THE PROBLEM:
Return, character for character, the stretch of lines from the one containing "main-text [207,264,1415,608]" through the one containing "commentary-paragraph-1: محاسبة النفس.", both included, and nothing else.

___ DATA LINES

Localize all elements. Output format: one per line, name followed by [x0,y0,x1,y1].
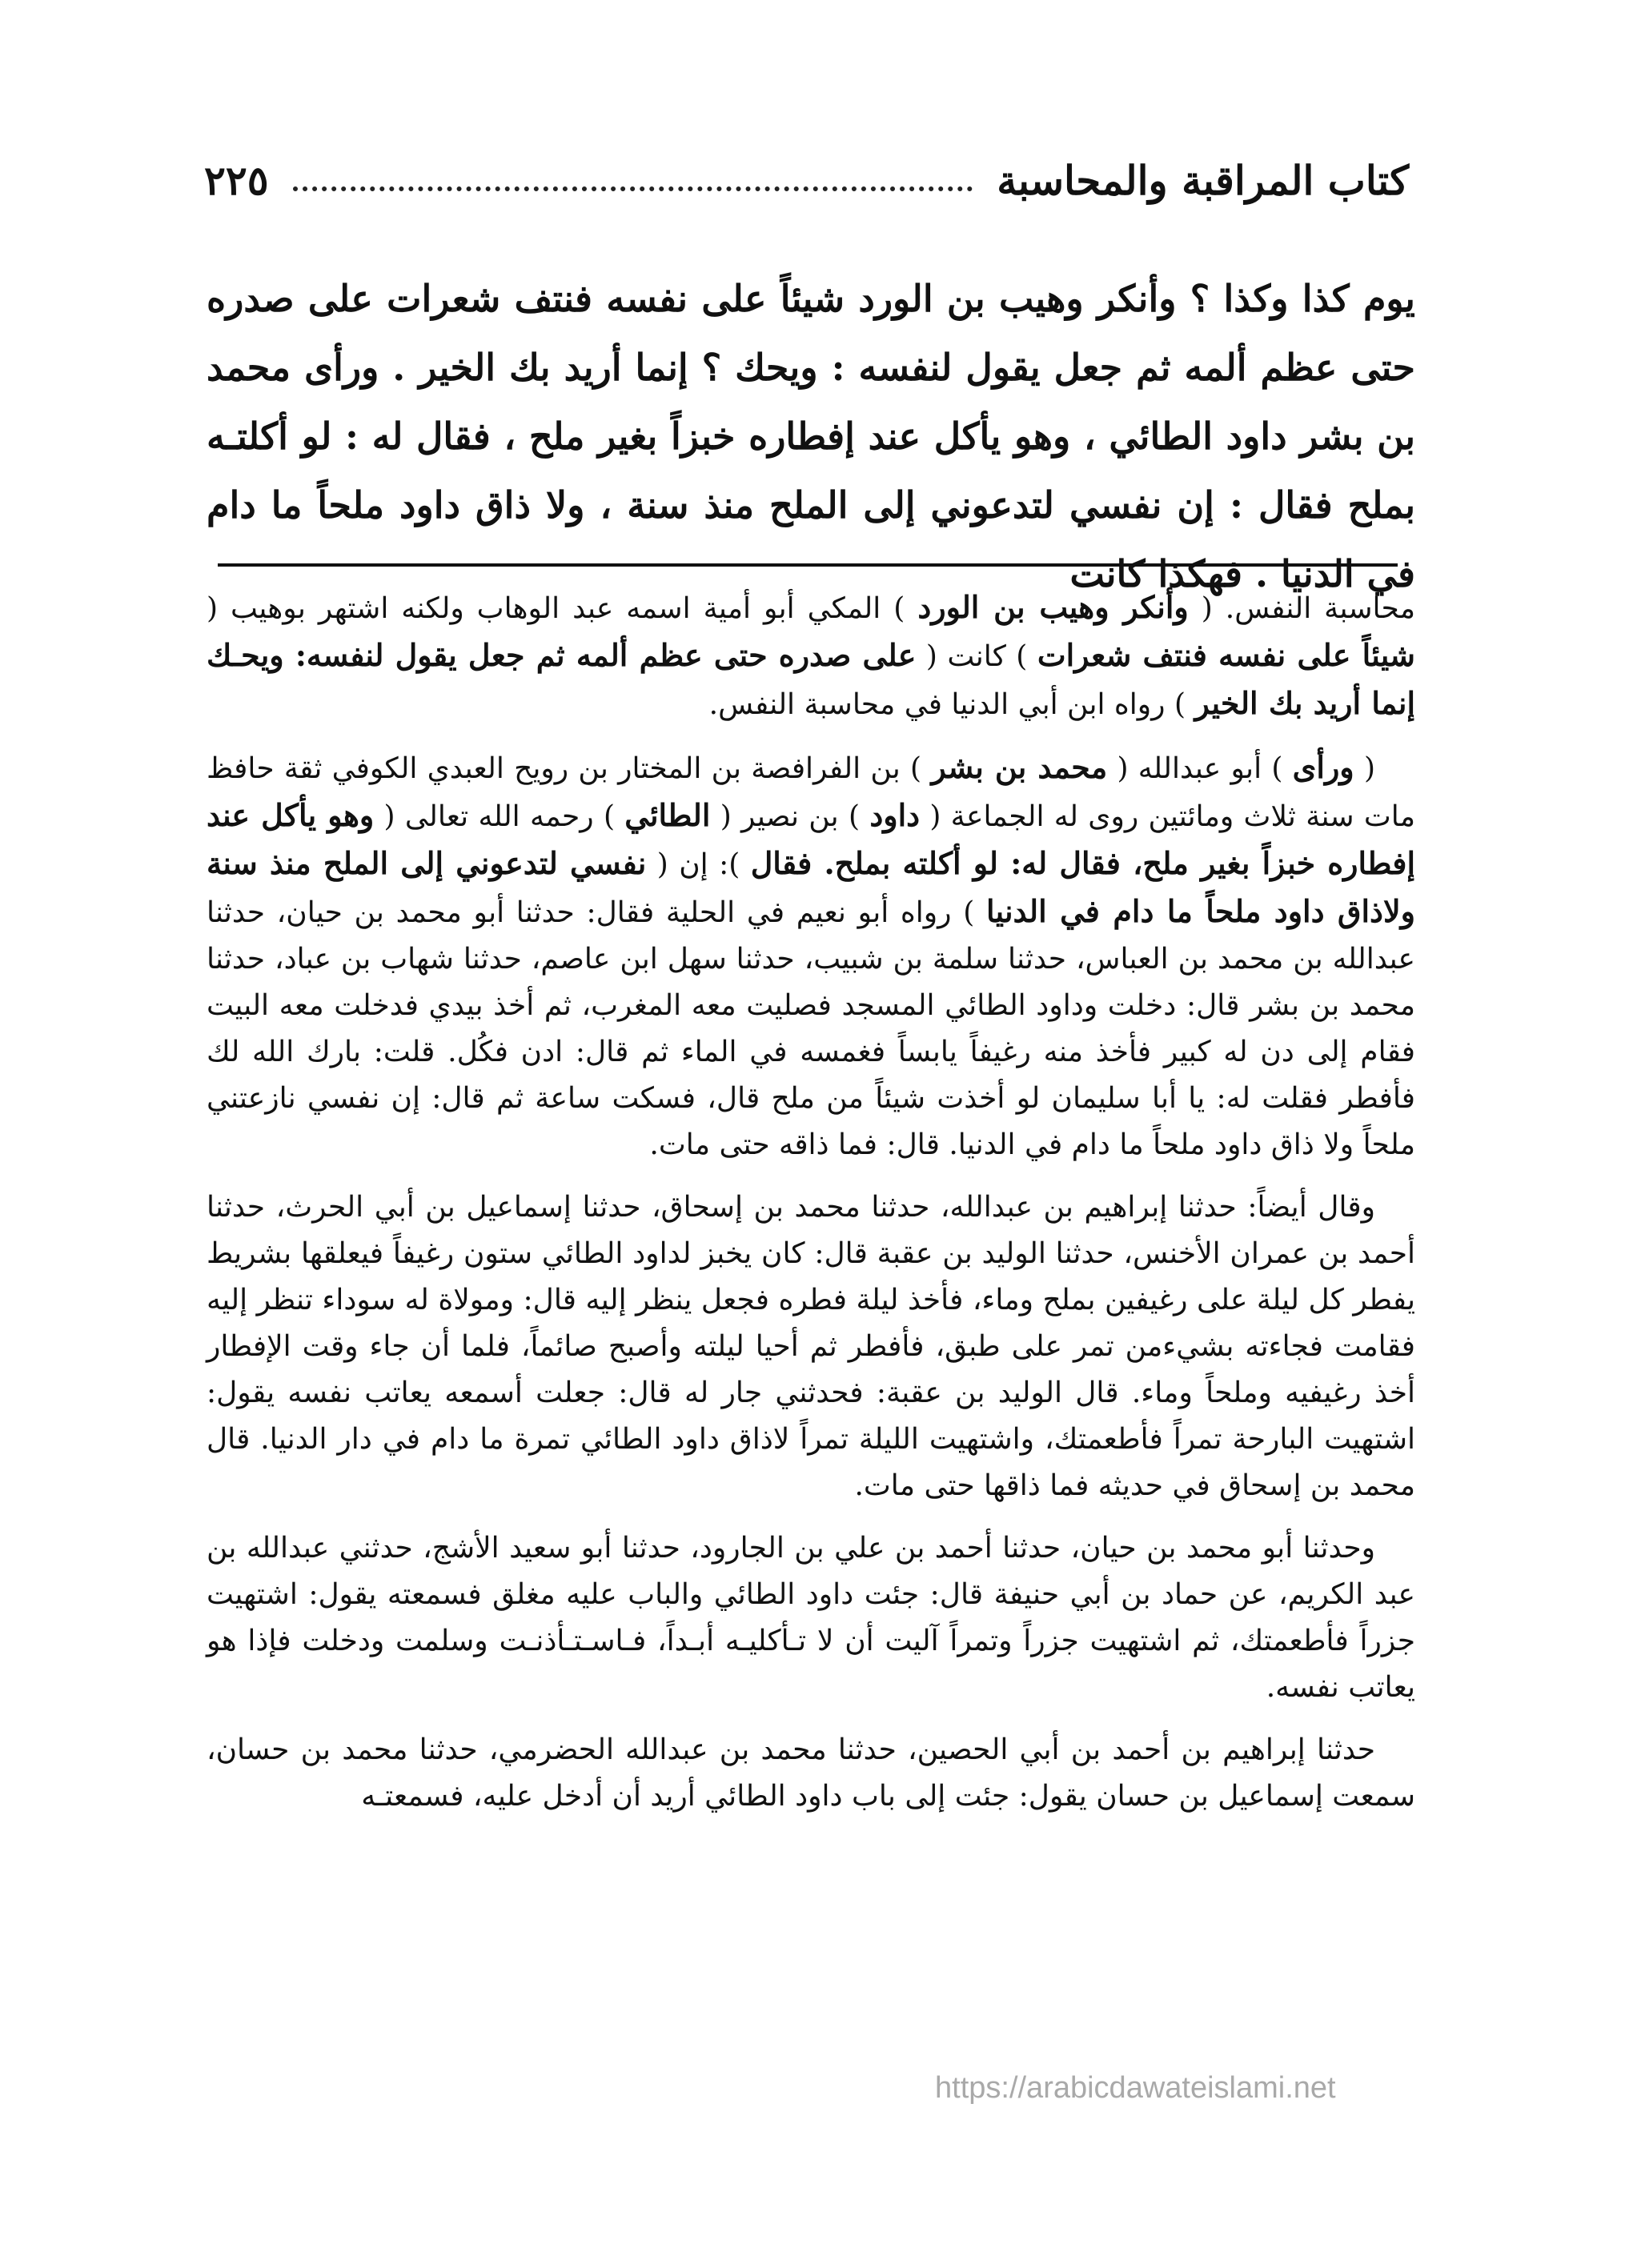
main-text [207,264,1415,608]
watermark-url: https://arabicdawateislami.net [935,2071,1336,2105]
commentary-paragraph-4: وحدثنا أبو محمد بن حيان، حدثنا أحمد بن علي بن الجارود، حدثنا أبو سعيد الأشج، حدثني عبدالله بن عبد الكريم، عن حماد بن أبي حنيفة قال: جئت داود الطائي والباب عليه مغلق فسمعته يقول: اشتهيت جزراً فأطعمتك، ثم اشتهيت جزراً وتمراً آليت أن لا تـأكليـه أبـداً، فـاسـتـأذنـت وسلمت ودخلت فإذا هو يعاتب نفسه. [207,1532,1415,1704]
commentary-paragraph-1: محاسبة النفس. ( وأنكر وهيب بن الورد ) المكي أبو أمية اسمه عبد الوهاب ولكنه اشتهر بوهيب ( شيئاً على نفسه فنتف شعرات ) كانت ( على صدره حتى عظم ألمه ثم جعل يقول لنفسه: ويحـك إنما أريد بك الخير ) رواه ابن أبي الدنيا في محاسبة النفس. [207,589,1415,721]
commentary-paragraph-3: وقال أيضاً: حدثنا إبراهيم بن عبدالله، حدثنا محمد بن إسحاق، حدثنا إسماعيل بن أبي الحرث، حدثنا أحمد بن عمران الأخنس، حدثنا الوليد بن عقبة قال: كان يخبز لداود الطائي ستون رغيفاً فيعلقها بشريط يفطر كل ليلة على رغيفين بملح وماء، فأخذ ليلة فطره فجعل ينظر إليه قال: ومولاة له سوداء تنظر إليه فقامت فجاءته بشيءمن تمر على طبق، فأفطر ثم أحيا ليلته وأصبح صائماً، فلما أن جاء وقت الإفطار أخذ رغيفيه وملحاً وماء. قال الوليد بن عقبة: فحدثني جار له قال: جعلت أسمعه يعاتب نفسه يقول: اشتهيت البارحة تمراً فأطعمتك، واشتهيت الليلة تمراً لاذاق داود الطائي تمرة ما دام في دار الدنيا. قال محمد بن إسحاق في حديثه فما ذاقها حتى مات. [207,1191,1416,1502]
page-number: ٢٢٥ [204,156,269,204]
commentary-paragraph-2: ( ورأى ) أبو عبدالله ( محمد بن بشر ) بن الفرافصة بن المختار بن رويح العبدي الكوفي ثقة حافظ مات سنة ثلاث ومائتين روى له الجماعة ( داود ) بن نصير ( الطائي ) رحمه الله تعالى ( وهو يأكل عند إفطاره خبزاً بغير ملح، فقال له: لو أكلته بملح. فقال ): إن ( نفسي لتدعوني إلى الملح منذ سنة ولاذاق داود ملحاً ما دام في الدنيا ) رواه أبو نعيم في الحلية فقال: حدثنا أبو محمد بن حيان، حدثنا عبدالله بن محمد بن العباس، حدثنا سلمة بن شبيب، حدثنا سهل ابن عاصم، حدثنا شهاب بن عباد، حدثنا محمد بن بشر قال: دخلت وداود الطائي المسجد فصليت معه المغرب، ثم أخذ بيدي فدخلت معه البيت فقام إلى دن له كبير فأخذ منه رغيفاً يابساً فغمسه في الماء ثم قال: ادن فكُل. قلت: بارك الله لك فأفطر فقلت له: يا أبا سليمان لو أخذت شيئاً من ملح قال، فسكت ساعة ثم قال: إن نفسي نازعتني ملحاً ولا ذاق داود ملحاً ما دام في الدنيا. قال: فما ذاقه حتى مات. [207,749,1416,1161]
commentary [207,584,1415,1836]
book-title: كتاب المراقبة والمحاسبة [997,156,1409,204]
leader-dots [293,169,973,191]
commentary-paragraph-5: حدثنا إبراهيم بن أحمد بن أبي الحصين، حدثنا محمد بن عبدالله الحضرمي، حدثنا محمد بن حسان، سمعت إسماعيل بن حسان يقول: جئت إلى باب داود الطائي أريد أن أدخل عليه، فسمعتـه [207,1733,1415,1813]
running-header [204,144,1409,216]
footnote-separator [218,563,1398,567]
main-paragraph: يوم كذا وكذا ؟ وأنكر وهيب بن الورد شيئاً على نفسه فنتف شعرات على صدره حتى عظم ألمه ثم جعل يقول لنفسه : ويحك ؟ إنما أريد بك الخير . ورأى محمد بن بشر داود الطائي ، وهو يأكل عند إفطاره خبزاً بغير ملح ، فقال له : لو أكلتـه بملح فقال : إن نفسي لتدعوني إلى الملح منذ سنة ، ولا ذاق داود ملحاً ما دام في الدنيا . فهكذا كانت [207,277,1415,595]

______

SOLUTION FOR THIS TASK:
main-text [207,264,1415,608]
watermark-url: https://arabicdawateislami.net [935,2071,1336,2105]
commentary-paragraph-4: وحدثنا أبو محمد بن حيان، حدثنا أحمد بن علي بن الجارود، حدثنا أبو سعيد الأشج، حدثني عبدالله بن عبد الكريم، عن حماد بن أبي حنيفة قال: جئت داود الطائي والباب عليه مغلق فسمعته يقول: اشتهيت جزراً فأطعمتك، ثم اشتهيت جزراً وتمراً آليت أن لا تـأكليـه أبـداً، فـاسـتـأذنـت وسلمت ودخلت فإذا هو يعاتب نفسه. [207,1532,1415,1704]
commentary-paragraph-1: محاسبة النفس. ( وأنكر وهيب بن الورد ) المكي أبو أمية اسمه عبد الوهاب ولكنه اشتهر بوهيب ( شيئاً على نفسه فنتف شعرات ) كانت ( على صدره حتى عظم ألمه ثم جعل يقول لنفسه: ويحـك إنما أريد بك الخير ) رواه ابن أبي الدنيا في محاسبة النفس. [207,589,1415,721]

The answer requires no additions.